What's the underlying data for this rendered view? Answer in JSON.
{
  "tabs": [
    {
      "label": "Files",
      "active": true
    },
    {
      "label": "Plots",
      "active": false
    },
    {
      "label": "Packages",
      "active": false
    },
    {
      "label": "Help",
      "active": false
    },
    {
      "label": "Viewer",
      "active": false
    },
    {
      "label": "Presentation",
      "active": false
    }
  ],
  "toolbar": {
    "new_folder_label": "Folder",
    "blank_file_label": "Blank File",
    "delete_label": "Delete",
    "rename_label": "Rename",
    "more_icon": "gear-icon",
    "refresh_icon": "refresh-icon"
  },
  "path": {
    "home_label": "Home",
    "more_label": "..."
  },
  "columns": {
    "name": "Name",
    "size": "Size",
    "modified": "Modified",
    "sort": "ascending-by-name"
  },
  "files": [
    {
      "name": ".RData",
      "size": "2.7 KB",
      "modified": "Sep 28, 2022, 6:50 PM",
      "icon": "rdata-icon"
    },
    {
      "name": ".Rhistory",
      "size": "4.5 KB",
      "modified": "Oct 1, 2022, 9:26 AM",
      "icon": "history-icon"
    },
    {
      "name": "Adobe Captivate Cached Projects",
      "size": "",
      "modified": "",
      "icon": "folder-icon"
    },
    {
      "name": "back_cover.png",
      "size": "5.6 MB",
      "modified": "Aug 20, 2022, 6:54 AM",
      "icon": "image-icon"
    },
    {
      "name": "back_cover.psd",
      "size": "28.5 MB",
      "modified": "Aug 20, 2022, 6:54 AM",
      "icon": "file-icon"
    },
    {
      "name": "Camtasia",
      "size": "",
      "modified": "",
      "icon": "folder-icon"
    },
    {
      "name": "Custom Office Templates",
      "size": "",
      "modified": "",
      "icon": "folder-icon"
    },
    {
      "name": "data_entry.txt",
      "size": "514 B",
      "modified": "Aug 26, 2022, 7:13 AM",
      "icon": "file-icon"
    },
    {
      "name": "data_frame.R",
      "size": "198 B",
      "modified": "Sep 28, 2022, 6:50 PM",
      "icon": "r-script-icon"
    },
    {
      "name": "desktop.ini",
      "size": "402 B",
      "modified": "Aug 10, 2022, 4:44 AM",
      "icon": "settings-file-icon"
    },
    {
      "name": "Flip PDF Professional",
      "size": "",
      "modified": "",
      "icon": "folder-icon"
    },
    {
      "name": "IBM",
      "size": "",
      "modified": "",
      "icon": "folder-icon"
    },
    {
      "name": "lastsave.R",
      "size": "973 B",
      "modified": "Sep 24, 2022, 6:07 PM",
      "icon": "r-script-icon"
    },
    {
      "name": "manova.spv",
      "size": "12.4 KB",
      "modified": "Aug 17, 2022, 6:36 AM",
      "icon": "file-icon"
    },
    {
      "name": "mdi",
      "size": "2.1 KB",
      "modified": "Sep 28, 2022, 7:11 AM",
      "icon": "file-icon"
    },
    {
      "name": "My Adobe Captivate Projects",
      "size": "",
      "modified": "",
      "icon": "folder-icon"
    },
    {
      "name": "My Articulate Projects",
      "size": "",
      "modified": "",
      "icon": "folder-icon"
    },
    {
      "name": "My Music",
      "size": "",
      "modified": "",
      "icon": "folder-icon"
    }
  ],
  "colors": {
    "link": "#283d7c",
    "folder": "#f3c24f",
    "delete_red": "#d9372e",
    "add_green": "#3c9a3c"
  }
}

══════

_Written instruction_. Set down all of the entries exactly, please.

_Answer to this exercise_.
What's the underlying data for this rendered view? Answer in JSON.
{
  "tabs": [
    {
      "label": "Files",
      "active": true
    },
    {
      "label": "Plots",
      "active": false
    },
    {
      "label": "Packages",
      "active": false
    },
    {
      "label": "Help",
      "active": false
    },
    {
      "label": "Viewer",
      "active": false
    },
    {
      "label": "Presentation",
      "active": false
    }
  ],
  "toolbar": {
    "new_folder_label": "Folder",
    "blank_file_label": "Blank File",
    "delete_label": "Delete",
    "rename_label": "Rename",
    "more_icon": "gear-icon",
    "refresh_icon": "refresh-icon"
  },
  "path": {
    "home_label": "Home",
    "more_label": "..."
  },
  "columns": {
    "name": "Name",
    "size": "Size",
    "modified": "Modified",
    "sort": "ascending-by-name"
  },
  "files": [
    {
      "name": ".RData",
      "size": "2.7 KB",
      "modified": "Sep 28, 2022, 6:50 PM",
      "icon": "rdata-icon"
    },
    {
      "name": ".Rhistory",
      "size": "4.5 KB",
      "modified": "Oct 1, 2022, 9:26 AM",
      "icon": "history-icon"
    },
    {
      "name": "Adobe Captivate Cached Projects",
      "size": "",
      "modified": "",
      "icon": "folder-icon"
    },
    {
      "name": "back_cover.png",
      "size": "5.6 MB",
      "modified": "Aug 20, 2022, 6:54 AM",
      "icon": "image-icon"
    },
    {
      "name": "back_cover.psd",
      "size": "28.5 MB",
      "modified": "Aug 20, 2022, 6:54 AM",
      "icon": "file-icon"
    },
    {
      "name": "Camtasia",
      "size": "",
      "modified": "",
      "icon": "folder-icon"
    },
    {
      "name": "Custom Office Templates",
      "size": "",
      "modified": "",
      "icon": "folder-icon"
    },
    {
      "name": "data_entry.txt",
      "size": "514 B",
      "modified": "Aug 26, 2022, 7:13 AM",
      "icon": "file-icon"
    },
    {
      "name": "data_frame.R",
      "size": "198 B",
      "modified": "Sep 28, 2022, 6:50 PM",
      "icon": "r-script-icon"
    },
    {
      "name": "desktop.ini",
      "size": "402 B",
      "modified": "Aug 10, 2022, 4:44 AM",
      "icon": "settings-file-icon"
    },
    {
      "name": "Flip PDF Professional",
      "size": "",
      "modified": "",
      "icon": "folder-icon"
    },
    {
      "name": "IBM",
      "size": "",
      "modified": "",
      "icon": "folder-icon"
    },
    {
      "name": "lastsave.R",
      "size": "973 B",
      "modified": "Sep 24, 2022, 6:07 PM",
      "icon": "r-script-icon"
    },
    {
      "name": "manova.spv",
      "size": "12.4 KB",
      "modified": "Aug 17, 2022, 6:36 AM",
      "icon": "file-icon"
    },
    {
      "name": "mdi",
      "size": "2.1 KB",
      "modified": "Sep 28, 2022, 7:11 AM",
      "icon": "file-icon"
    },
    {
      "name": "My Adobe Captivate Projects",
      "size": "",
      "modified": "",
      "icon": "folder-icon"
    },
    {
      "name": "My Articulate Projects",
      "size": "",
      "modified": "",
      "icon": "folder-icon"
    },
    {
      "name": "My Music",
      "size": "",
      "modified": "",
      "icon": "folder-icon"
    }
  ],
  "colors": {
    "link": "#283d7c",
    "folder": "#f3c24f",
    "delete_red": "#d9372e",
    "add_green": "#3c9a3c"
  }
}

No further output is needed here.